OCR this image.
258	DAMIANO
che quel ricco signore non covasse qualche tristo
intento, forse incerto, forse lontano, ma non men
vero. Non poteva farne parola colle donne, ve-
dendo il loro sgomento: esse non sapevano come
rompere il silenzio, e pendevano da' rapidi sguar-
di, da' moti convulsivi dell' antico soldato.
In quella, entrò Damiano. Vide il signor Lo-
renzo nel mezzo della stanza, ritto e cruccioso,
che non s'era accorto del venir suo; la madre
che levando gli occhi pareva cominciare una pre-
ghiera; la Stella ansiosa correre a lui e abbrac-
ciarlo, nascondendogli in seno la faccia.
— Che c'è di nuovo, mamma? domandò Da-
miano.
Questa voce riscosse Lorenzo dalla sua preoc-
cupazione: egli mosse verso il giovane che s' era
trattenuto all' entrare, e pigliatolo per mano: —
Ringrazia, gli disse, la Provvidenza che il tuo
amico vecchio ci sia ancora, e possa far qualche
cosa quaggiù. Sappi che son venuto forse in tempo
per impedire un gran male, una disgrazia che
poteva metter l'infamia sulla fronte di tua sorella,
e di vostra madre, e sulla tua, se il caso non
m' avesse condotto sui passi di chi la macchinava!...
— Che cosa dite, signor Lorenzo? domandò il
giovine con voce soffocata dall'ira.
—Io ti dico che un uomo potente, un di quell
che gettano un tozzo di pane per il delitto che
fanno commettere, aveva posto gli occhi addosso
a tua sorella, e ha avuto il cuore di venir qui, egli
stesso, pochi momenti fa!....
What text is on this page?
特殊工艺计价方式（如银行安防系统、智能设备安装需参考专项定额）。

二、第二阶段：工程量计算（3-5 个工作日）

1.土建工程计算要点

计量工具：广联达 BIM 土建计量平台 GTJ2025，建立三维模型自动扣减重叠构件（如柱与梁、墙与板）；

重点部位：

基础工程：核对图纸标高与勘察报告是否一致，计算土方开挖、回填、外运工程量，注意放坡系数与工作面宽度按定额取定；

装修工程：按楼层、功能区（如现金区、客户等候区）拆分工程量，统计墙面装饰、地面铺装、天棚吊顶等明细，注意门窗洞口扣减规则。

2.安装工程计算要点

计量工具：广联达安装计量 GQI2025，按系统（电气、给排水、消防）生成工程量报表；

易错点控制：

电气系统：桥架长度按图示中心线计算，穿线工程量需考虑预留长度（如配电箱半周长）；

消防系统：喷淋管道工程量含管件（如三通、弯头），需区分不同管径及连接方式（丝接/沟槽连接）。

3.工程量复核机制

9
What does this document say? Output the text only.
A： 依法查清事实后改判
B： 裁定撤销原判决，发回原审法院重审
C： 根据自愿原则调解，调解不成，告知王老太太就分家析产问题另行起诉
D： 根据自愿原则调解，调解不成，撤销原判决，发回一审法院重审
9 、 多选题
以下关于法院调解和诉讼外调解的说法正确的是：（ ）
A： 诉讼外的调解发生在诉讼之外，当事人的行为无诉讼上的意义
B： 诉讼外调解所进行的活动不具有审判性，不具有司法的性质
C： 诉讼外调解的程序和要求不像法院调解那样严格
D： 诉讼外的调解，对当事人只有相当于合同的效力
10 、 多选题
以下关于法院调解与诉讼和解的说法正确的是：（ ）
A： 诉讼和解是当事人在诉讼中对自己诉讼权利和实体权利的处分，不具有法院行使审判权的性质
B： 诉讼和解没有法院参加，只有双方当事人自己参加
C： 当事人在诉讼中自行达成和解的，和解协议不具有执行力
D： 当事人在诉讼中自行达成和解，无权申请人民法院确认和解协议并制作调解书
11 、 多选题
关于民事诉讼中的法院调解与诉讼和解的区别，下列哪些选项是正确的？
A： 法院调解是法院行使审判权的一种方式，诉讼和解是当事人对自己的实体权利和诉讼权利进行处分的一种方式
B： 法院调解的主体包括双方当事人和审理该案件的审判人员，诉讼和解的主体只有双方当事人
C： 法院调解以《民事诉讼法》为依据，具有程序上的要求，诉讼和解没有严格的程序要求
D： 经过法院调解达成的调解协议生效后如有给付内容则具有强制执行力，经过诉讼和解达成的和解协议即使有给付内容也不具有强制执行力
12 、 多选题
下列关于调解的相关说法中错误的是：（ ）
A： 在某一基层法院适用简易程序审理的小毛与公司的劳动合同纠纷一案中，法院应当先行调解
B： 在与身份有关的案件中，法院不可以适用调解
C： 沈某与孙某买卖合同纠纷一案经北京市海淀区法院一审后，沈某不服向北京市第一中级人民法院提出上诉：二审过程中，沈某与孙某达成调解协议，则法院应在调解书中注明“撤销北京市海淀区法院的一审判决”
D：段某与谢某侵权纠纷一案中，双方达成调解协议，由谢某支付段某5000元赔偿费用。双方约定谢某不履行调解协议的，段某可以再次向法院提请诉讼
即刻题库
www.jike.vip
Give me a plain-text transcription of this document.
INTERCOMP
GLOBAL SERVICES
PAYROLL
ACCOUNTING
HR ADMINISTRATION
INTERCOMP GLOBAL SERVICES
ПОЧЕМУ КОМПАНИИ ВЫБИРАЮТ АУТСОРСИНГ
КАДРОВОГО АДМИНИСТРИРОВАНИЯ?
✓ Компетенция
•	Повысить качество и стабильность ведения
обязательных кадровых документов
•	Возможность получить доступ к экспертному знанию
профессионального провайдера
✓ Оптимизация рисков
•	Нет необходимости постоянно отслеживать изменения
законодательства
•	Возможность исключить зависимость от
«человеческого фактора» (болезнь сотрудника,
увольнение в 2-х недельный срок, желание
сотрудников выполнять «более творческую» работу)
++++++++++
## [EXERCISE]
Give the number of lines in the listing above that hold the string "Lorenzo", with nothing else.

## [WRITTEN RESPONSE]
2